Extracts from a graphics dataset:
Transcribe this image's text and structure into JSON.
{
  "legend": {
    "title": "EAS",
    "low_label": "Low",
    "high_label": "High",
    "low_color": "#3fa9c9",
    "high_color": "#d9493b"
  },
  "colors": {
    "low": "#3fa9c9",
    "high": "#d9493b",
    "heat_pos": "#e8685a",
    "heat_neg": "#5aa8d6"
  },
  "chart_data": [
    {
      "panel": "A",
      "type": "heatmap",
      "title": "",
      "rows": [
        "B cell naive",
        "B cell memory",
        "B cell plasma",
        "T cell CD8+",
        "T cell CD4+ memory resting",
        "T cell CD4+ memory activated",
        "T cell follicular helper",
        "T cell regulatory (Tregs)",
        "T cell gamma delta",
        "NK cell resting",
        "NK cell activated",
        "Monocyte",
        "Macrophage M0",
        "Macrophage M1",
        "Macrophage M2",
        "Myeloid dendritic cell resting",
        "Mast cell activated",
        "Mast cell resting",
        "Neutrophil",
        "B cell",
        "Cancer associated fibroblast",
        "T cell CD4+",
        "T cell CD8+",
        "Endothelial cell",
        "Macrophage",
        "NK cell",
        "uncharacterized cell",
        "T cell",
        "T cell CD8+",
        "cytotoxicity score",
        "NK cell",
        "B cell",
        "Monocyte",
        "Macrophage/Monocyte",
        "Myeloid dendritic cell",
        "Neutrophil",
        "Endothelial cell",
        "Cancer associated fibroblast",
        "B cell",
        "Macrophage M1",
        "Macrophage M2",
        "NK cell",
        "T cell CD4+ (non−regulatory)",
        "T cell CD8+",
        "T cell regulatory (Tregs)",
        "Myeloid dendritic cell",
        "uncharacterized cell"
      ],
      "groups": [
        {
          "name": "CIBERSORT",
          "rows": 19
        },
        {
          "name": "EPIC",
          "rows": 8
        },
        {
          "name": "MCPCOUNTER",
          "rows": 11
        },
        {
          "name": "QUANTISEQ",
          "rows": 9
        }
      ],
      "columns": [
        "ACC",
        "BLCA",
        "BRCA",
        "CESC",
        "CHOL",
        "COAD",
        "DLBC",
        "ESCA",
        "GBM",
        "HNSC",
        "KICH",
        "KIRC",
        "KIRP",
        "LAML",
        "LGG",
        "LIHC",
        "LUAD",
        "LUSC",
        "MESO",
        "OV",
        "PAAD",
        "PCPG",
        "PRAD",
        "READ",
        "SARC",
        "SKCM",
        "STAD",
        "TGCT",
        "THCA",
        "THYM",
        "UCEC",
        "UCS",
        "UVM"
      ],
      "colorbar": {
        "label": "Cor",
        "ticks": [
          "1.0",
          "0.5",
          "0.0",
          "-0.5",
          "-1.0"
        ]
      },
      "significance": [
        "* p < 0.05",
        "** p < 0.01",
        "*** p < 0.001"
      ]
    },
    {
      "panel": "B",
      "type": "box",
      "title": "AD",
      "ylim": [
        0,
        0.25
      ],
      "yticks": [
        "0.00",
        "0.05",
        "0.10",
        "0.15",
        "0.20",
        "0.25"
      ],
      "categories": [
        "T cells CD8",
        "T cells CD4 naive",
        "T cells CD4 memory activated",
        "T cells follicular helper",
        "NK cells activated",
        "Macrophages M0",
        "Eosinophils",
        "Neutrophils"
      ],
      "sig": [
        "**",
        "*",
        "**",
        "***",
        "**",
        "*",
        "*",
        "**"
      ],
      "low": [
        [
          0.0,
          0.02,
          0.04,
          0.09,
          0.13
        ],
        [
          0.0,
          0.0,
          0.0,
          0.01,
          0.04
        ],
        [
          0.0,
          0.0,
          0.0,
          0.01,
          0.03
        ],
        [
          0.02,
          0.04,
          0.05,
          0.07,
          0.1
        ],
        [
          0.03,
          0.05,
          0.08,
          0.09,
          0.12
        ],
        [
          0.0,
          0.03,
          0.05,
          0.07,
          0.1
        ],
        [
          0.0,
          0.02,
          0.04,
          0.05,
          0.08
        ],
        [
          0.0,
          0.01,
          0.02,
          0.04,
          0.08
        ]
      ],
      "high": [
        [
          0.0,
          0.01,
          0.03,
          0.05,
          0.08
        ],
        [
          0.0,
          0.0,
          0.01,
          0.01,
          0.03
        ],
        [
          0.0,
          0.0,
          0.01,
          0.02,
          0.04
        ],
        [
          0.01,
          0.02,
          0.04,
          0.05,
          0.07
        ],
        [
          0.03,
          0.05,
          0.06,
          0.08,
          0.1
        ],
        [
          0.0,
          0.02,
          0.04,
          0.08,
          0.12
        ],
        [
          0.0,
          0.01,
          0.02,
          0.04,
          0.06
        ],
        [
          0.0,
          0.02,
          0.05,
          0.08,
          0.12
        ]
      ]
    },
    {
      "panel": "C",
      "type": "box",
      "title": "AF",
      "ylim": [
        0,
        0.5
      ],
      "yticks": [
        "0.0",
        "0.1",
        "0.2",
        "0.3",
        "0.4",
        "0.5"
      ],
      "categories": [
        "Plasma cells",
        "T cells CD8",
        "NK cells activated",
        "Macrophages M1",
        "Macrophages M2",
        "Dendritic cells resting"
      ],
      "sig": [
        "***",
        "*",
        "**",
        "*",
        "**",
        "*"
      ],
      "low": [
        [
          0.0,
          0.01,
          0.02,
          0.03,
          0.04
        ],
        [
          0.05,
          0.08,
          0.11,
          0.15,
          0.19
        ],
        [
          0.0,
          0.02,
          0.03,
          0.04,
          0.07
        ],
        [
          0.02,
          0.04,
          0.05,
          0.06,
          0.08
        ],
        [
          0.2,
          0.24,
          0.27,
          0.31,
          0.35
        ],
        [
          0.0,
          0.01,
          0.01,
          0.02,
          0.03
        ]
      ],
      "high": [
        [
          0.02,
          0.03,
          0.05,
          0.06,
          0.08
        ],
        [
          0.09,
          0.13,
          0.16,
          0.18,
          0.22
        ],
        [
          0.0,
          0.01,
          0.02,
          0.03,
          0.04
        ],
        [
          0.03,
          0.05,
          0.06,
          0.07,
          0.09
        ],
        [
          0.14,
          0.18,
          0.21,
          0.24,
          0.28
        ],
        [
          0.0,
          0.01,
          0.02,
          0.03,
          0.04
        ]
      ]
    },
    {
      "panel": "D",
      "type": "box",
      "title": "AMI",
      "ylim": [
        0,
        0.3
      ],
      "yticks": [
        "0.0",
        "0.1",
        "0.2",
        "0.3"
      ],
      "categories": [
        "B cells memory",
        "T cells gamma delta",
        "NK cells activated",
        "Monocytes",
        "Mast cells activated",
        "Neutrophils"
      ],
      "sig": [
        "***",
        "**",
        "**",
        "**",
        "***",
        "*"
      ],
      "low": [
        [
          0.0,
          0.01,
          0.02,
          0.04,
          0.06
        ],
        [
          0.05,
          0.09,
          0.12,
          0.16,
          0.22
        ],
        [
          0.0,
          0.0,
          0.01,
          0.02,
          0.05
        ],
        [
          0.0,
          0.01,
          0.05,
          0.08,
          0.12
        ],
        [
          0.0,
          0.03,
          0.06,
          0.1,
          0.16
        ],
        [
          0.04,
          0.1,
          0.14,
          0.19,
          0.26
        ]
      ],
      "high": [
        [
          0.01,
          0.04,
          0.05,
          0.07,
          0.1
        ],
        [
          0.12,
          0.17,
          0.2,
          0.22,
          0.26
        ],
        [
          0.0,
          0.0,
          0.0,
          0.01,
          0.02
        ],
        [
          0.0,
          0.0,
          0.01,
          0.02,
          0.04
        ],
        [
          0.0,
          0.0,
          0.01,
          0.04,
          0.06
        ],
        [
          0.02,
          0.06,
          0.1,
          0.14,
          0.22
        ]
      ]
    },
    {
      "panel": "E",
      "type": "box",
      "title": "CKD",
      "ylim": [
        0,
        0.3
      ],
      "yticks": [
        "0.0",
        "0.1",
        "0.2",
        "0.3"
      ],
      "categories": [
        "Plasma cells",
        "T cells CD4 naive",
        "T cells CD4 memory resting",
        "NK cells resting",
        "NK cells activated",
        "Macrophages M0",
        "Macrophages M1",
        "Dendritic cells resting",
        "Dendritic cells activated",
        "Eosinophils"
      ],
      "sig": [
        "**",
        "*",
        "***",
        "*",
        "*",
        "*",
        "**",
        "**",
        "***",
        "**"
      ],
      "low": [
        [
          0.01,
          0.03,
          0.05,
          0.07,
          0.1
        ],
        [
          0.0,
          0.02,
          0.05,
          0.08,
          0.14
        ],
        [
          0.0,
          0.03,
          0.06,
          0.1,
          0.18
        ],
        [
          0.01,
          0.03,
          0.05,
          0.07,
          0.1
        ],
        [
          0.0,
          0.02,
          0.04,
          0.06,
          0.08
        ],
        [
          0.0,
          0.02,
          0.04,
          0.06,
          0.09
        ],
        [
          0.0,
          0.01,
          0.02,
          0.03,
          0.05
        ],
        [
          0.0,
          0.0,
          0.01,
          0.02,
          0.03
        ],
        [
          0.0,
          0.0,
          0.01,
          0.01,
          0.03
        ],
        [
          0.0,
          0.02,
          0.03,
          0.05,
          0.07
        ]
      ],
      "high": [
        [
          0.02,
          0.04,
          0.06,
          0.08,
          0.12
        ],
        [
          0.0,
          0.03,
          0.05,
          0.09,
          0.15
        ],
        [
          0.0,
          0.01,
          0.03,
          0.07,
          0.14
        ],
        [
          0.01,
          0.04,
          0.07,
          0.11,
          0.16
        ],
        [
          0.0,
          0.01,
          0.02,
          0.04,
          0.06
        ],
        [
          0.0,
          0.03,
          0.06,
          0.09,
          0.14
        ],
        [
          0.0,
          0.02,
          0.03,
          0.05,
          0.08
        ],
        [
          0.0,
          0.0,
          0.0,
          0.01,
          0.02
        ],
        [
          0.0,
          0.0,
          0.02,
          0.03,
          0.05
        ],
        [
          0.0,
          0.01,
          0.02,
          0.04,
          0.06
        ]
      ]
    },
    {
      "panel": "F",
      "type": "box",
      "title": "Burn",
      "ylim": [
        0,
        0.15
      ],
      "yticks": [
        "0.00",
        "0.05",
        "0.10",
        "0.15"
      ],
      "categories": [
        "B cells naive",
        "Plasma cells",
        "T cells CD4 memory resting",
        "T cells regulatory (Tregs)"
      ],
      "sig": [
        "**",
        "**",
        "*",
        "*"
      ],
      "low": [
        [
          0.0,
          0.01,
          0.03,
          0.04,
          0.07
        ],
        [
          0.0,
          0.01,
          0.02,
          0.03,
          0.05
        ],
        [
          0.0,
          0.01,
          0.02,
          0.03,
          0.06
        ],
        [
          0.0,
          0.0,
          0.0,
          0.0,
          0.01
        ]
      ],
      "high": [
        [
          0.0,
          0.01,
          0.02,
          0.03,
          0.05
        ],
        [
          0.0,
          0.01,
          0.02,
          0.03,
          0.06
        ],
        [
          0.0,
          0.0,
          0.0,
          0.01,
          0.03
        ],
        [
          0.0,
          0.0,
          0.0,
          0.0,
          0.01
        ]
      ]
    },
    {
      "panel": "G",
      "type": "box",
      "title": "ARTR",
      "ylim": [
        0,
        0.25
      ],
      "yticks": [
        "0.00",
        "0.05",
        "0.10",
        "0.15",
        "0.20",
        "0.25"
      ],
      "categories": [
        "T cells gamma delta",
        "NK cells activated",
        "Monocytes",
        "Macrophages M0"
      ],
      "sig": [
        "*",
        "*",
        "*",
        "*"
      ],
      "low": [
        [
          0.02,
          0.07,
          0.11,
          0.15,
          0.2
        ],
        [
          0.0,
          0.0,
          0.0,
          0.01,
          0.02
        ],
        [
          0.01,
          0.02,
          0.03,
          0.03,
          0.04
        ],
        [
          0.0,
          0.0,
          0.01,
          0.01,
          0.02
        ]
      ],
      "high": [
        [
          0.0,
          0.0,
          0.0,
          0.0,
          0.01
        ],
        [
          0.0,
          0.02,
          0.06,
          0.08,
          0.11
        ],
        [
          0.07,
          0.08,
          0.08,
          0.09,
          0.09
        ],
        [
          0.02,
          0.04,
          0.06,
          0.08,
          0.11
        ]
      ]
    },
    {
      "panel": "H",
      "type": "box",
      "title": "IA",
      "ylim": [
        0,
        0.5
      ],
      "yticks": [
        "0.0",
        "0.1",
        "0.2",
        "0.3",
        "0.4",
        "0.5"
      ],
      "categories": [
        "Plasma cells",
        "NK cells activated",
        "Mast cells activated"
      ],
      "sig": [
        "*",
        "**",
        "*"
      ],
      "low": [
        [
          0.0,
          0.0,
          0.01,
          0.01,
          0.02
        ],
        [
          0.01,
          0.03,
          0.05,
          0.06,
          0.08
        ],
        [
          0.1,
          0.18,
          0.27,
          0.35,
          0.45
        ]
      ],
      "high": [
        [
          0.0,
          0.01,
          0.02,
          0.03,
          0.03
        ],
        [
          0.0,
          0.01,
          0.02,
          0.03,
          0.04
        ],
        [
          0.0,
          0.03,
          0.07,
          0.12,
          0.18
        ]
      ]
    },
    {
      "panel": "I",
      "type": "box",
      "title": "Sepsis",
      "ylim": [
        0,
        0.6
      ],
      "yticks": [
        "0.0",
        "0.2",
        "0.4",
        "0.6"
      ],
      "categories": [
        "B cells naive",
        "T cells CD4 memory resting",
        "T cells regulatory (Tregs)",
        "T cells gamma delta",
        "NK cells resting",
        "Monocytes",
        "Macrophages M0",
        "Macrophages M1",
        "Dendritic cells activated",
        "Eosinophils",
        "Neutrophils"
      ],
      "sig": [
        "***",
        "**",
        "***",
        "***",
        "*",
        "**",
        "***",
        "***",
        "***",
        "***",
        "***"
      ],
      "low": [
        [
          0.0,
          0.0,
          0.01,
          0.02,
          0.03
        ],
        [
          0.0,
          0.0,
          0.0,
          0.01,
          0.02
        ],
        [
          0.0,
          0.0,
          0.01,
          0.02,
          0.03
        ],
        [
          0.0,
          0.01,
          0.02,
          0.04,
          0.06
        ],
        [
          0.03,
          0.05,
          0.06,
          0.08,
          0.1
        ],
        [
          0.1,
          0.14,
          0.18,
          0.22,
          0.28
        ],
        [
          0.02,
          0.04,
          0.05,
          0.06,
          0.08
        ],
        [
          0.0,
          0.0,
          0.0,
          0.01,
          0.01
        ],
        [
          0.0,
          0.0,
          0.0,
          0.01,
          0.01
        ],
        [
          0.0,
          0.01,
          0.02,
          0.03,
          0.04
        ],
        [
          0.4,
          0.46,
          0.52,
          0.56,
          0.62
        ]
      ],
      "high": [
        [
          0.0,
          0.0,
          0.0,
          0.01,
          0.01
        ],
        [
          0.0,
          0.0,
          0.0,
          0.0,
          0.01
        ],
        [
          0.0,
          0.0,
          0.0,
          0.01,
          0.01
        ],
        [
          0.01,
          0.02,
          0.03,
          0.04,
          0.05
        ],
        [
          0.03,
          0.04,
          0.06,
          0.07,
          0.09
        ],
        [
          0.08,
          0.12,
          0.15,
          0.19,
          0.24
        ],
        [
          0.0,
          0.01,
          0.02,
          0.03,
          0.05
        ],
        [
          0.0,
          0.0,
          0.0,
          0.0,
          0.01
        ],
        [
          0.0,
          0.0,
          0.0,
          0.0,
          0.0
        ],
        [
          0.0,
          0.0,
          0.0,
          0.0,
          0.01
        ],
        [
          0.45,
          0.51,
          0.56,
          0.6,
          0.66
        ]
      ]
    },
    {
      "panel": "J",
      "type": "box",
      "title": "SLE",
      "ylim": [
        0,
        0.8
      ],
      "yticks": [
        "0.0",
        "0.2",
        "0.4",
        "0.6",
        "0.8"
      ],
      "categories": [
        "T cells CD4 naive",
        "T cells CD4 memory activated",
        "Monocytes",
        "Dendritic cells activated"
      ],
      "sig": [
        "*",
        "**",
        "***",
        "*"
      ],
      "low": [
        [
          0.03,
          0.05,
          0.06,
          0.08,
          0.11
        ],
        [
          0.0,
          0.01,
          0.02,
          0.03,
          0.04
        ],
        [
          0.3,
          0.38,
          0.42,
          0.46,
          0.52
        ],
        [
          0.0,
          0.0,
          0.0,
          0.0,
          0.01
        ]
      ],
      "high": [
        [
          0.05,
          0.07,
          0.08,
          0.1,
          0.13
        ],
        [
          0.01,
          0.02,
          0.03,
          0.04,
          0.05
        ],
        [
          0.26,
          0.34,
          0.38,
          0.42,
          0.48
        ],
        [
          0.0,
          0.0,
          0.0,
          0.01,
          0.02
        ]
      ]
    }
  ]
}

→ What the task asks: Each line of the entries above that includes the string "title" should be copied out.

→ Exercise answer:
    "title": "EAS",
      "title": "",
      "title": "AD",
      "title": "AF",
      "title": "AMI",
      "title": "CKD",
      "title": "Burn",
      "title": "ARTR",
      "title": "IA",
      "title": "Sepsis",
      "title": "SLE",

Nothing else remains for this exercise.